GOAL
Make a verbatim copy of the entries below; pictures stay out.

AVAILABLE DATA
================================
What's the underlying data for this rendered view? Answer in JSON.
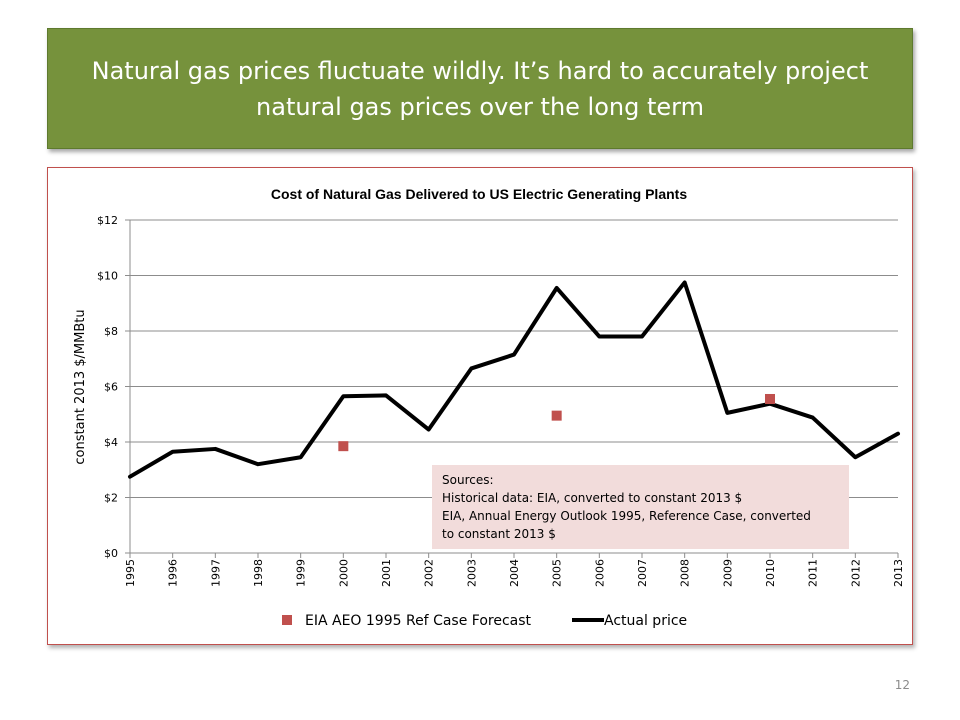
{
  "slide": {
    "title": "Natural gas prices fluctuate wildly.  It’s hard to accurately project natural gas prices over the long term",
    "page_number": "12",
    "colors": {
      "banner": "#76923c",
      "frame": "#c0504d",
      "forecast": "#c0504d",
      "actual": "#000000",
      "note_bg": "#f2dcdb"
    }
  },
  "chart_data": {
    "type": "line",
    "title": "Cost of Natural Gas Delivered to US Electric Generating Plants",
    "xlabel": "",
    "ylabel": "constant 2013 $/MMBtu",
    "ylim": [
      0,
      12
    ],
    "yticks": [
      0,
      2,
      4,
      6,
      8,
      10,
      12
    ],
    "ytick_labels": [
      "$0",
      "$2",
      "$4",
      "$6",
      "$8",
      "$10",
      "$12"
    ],
    "categories": [
      "1995",
      "1996",
      "1997",
      "1998",
      "1999",
      "2000",
      "2001",
      "2002",
      "2003",
      "2004",
      "2005",
      "2006",
      "2007",
      "2008",
      "2009",
      "2010",
      "2011",
      "2012",
      "2013"
    ],
    "grid": true,
    "legend_position": "bottom",
    "series": [
      {
        "name": "EIA AEO 1995 Ref Case Forecast",
        "style": "marker",
        "color": "#c0504d",
        "points": [
          {
            "x": "2000",
            "y": 3.85
          },
          {
            "x": "2005",
            "y": 4.95
          },
          {
            "x": "2010",
            "y": 5.55
          }
        ]
      },
      {
        "name": "Actual price",
        "style": "line",
        "color": "#000000",
        "values": [
          2.75,
          3.65,
          3.75,
          3.2,
          3.45,
          5.65,
          5.68,
          4.45,
          6.65,
          7.15,
          9.55,
          7.8,
          7.8,
          9.75,
          5.05,
          5.38,
          4.88,
          3.45,
          4.3
        ]
      }
    ],
    "annotation": {
      "lines": [
        "Sources:",
        "Historical data: EIA, converted to constant 2013 $",
        "EIA, Annual Energy Outlook 1995, Reference Case, converted",
        "to constant 2013 $"
      ]
    }
  }
}
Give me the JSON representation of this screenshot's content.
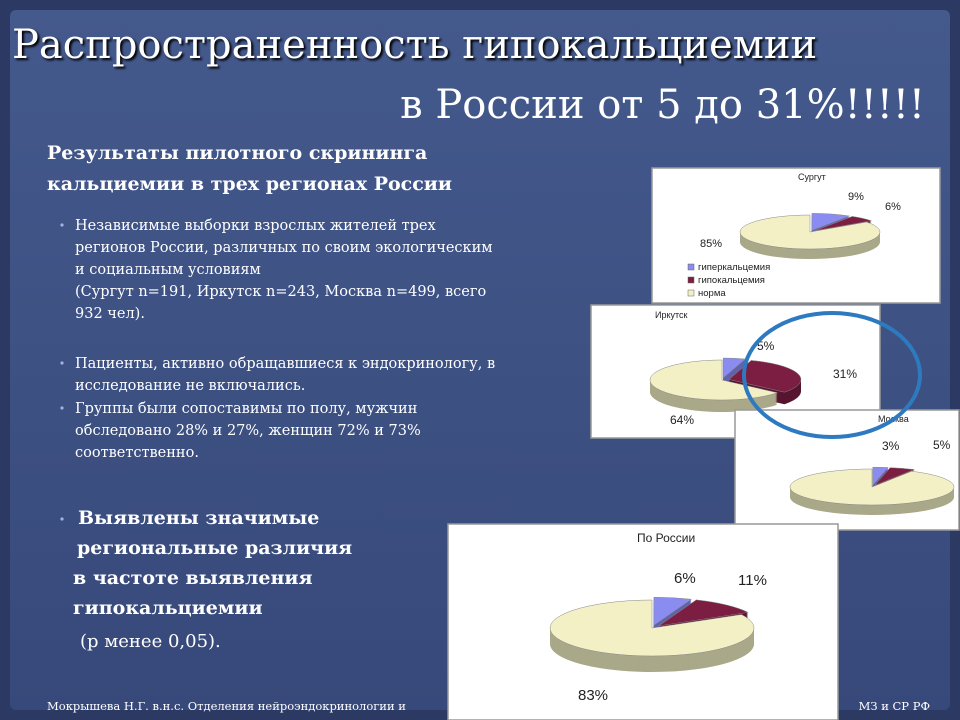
================================
TASK OUTPUT
What's the underlying data for this rendered view? Answer in JSON.
{
  "slide": {
    "title": "Natural gas prices fluctuate wildly.  It’s hard to accurately project natural gas prices over the long term",
    "page_number": "12",
    "colors": {
      "banner": "#76923c",
      "frame": "#c0504d",
      "forecast": "#c0504d",
      "actual": "#000000",
      "note_bg": "#f2dcdb"
    }
  },
  "chart_data": {
    "type": "line",
    "title": "Cost of Natural Gas Delivered to US Electric Generating Plants",
    "xlabel": "",
    "ylabel": "constant 2013 $/MMBtu",
    "ylim": [
      0,
      12
    ],
    "yticks": [
      0,
      2,
      4,
      6,
      8,
      10,
      12
    ],
    "ytick_labels": [
      "$0",
      "$2",
      "$4",
      "$6",
      "$8",
      "$10",
      "$12"
    ],
    "categories": [
      "1995",
      "1996",
      "1997",
      "1998",
      "1999",
      "2000",
      "2001",
      "2002",
      "2003",
      "2004",
      "2005",
      "2006",
      "2007",
      "2008",
      "2009",
      "2010",
      "2011",
      "2012",
      "2013"
    ],
    "grid": true,
    "legend_position": "bottom",
    "series": [
      {
        "name": "EIA AEO 1995 Ref Case Forecast",
        "style": "marker",
        "color": "#c0504d",
        "points": [
          {
            "x": "2000",
            "y": 3.85
          },
          {
            "x": "2005",
            "y": 4.95
          },
          {
            "x": "2010",
            "y": 5.55
          }
        ]
      },
      {
        "name": "Actual price",
        "style": "line",
        "color": "#000000",
        "values": [
          2.75,
          3.65,
          3.75,
          3.2,
          3.45,
          5.65,
          5.68,
          4.45,
          6.65,
          7.15,
          9.55,
          7.8,
          7.8,
          9.75,
          5.05,
          5.38,
          4.88,
          3.45,
          4.3
        ]
      }
    ],
    "annotation": {
      "lines": [
        "Sources:",
        "Historical data: EIA, converted to constant 2013 $",
        "EIA, Annual Energy Outlook 1995, Reference Case, converted",
        "to constant 2013 $"
      ]
    }
  }
}
Give me the JSON representation of this screenshot's content.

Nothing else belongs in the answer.